Read the data and repeat it in full, exactly.

- [Input material]:

#####

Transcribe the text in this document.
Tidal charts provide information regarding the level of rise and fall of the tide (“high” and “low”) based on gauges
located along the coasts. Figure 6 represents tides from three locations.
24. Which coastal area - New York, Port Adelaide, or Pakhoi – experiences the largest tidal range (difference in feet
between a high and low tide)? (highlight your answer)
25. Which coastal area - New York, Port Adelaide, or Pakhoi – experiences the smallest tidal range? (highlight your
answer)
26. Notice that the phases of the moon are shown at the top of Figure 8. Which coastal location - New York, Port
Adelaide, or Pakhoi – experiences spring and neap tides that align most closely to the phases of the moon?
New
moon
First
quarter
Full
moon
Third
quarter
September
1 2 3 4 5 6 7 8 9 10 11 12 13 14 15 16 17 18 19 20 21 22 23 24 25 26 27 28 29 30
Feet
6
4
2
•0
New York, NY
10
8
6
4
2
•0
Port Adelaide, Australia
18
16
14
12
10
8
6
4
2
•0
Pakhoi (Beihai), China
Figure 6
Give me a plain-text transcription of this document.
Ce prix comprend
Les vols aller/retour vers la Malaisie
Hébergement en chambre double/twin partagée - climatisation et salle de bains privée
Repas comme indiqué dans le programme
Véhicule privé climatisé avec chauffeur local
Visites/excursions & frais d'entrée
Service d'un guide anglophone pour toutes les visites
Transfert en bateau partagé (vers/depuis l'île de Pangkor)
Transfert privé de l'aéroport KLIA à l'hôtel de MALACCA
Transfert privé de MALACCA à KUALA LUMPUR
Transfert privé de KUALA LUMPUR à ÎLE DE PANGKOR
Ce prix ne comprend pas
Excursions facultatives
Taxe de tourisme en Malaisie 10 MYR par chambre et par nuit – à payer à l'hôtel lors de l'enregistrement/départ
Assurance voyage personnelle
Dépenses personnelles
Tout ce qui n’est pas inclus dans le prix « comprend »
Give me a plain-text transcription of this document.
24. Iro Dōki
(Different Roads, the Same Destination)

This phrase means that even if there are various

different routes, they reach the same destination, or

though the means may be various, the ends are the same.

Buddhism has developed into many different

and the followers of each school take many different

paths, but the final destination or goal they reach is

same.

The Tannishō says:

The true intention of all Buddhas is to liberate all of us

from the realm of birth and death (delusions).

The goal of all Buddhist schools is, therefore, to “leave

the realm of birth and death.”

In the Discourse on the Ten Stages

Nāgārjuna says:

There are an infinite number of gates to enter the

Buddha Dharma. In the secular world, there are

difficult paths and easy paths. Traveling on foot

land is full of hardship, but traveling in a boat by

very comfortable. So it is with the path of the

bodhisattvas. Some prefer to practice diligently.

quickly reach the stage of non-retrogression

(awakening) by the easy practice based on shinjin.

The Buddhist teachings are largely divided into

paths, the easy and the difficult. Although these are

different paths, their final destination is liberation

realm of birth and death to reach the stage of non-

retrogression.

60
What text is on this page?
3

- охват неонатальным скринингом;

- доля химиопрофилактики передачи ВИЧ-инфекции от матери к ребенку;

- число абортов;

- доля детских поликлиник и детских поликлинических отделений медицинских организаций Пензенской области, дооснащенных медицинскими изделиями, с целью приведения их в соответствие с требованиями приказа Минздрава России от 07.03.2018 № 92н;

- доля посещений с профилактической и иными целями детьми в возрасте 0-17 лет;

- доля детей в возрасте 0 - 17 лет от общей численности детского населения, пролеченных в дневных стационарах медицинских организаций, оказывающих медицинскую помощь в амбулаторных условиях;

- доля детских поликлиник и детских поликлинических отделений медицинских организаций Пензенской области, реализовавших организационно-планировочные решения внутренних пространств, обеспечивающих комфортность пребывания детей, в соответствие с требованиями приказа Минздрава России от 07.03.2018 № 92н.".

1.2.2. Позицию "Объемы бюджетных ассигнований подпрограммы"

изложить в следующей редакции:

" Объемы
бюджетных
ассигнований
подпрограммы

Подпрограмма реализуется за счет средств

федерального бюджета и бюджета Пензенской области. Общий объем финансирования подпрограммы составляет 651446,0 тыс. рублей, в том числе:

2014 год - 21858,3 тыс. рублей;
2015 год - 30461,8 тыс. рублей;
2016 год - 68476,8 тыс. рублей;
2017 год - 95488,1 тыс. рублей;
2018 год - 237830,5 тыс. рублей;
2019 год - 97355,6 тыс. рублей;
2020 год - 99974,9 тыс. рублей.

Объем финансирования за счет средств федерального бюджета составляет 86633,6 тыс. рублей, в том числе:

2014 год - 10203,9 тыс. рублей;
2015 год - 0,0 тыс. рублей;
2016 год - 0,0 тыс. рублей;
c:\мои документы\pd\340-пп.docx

#####

- [Correct response]:
Transcribe the text in this document.
Tidal charts provide information regarding the level of rise and fall of the tide (“high” and “low”) based on gauges
located along the coasts. Figure 6 represents tides from three locations.
24. Which coastal area - New York, Port Adelaide, or Pakhoi – experiences the largest tidal range (difference in feet
between a high and low tide)? (highlight your answer)
25. Which coastal area - New York, Port Adelaide, or Pakhoi – experiences the smallest tidal range? (highlight your
answer)
26. Notice that the phases of the moon are shown at the top of Figure 8. Which coastal location - New York, Port
Adelaide, or Pakhoi – experiences spring and neap tides that align most closely to the phases of the moon?
New
moon
First
quarter
Full
moon
Third
quarter
September
1 2 3 4 5 6 7 8 9 10 11 12 13 14 15 16 17 18 19 20 21 22 23 24 25 26 27 28 29 30
Feet
6
4
2
•0
New York, NY
10
8
6
4
2
•0
Port Adelaide, Australia
18
16
14
12
10
8
6
4
2
•0
Pakhoi (Beihai), China
Figure 6
Give me a plain-text transcription of this document.
Ce prix comprend
Les vols aller/retour vers la Malaisie
Hébergement en chambre double/twin partagée - climatisation et salle de bains privée
Repas comme indiqué dans le programme
Véhicule privé climatisé avec chauffeur local
Visites/excursions & frais d'entrée
Service d'un guide anglophone pour toutes les visites
Transfert en bateau partagé (vers/depuis l'île de Pangkor)
Transfert privé de l'aéroport KLIA à l'hôtel de MALACCA
Transfert privé de MALACCA à KUALA LUMPUR
Transfert privé de KUALA LUMPUR à ÎLE DE PANGKOR
Ce prix ne comprend pas
Excursions facultatives
Taxe de tourisme en Malaisie 10 MYR par chambre et par nuit – à payer à l'hôtel lors de l'enregistrement/départ
Assurance voyage personnelle
Dépenses personnelles
Tout ce qui n’est pas inclus dans le prix « comprend »
Give me a plain-text transcription of this document.
24. Iro Dōki
(Different Roads, the Same Destination)

This phrase means that even if there are various

different routes, they reach the same destination, or

though the means may be various, the ends are the same.

Buddhism has developed into many different

and the followers of each school take many different

paths, but the final destination or goal they reach is

same.

The Tannishō says:

The true intention of all Buddhas is to liberate all of us

from the realm of birth and death (delusions).

The goal of all Buddhist schools is, therefore, to “leave

the realm of birth and death.”

In the Discourse on the Ten Stages

Nāgārjuna says:

There are an infinite number of gates to enter the

Buddha Dharma. In the secular world, there are

difficult paths and easy paths. Traveling on foot

land is full of hardship, but traveling in a boat by

very comfortable. So it is with the path of the

bodhisattvas. Some prefer to practice diligently.

quickly reach the stage of non-retrogression

(awakening) by the easy practice based on shinjin.

The Buddhist teachings are largely divided into

paths, the easy and the difficult. Although these are

different paths, their final destination is liberation

realm of birth and death to reach the stage of non-

retrogression.

60
What text is on this page?
3

- охват неонатальным скринингом;

- доля химиопрофилактики передачи ВИЧ-инфекции от матери к ребенку;

- число абортов;

- доля детских поликлиник и детских поликлинических отделений медицинских организаций Пензенской области, дооснащенных медицинскими изделиями, с целью приведения их в соответствие с требованиями приказа Минздрава России от 07.03.2018 № 92н;

- доля посещений с профилактической и иными целями детьми в возрасте 0-17 лет;

- доля детей в возрасте 0 - 17 лет от общей численности детского населения, пролеченных в дневных стационарах медицинских организаций, оказывающих медицинскую помощь в амбулаторных условиях;

- доля детских поликлиник и детских поликлинических отделений медицинских организаций Пензенской области, реализовавших организационно-планировочные решения внутренних пространств, обеспечивающих комфортность пребывания детей, в соответствие с требованиями приказа Минздрава России от 07.03.2018 № 92н.".

1.2.2. Позицию "Объемы бюджетных ассигнований подпрограммы"

изложить в следующей редакции:

" Объемы
бюджетных
ассигнований
подпрограммы

Подпрограмма реализуется за счет средств

федерального бюджета и бюджета Пензенской области. Общий объем финансирования подпрограммы составляет 651446,0 тыс. рублей, в том числе:

2014 год - 21858,3 тыс. рублей;
2015 год - 30461,8 тыс. рублей;
2016 год - 68476,8 тыс. рублей;
2017 год - 95488,1 тыс. рублей;
2018 год - 237830,5 тыс. рублей;
2019 год - 97355,6 тыс. рублей;
2020 год - 99974,9 тыс. рублей.

Объем финансирования за счет средств федерального бюджета составляет 86633,6 тыс. рублей, в том числе:

2014 год - 10203,9 тыс. рублей;
2015 год - 0,0 тыс. рублей;
2016 год - 0,0 тыс. рублей;
c:\мои документы\pd\340-пп.docx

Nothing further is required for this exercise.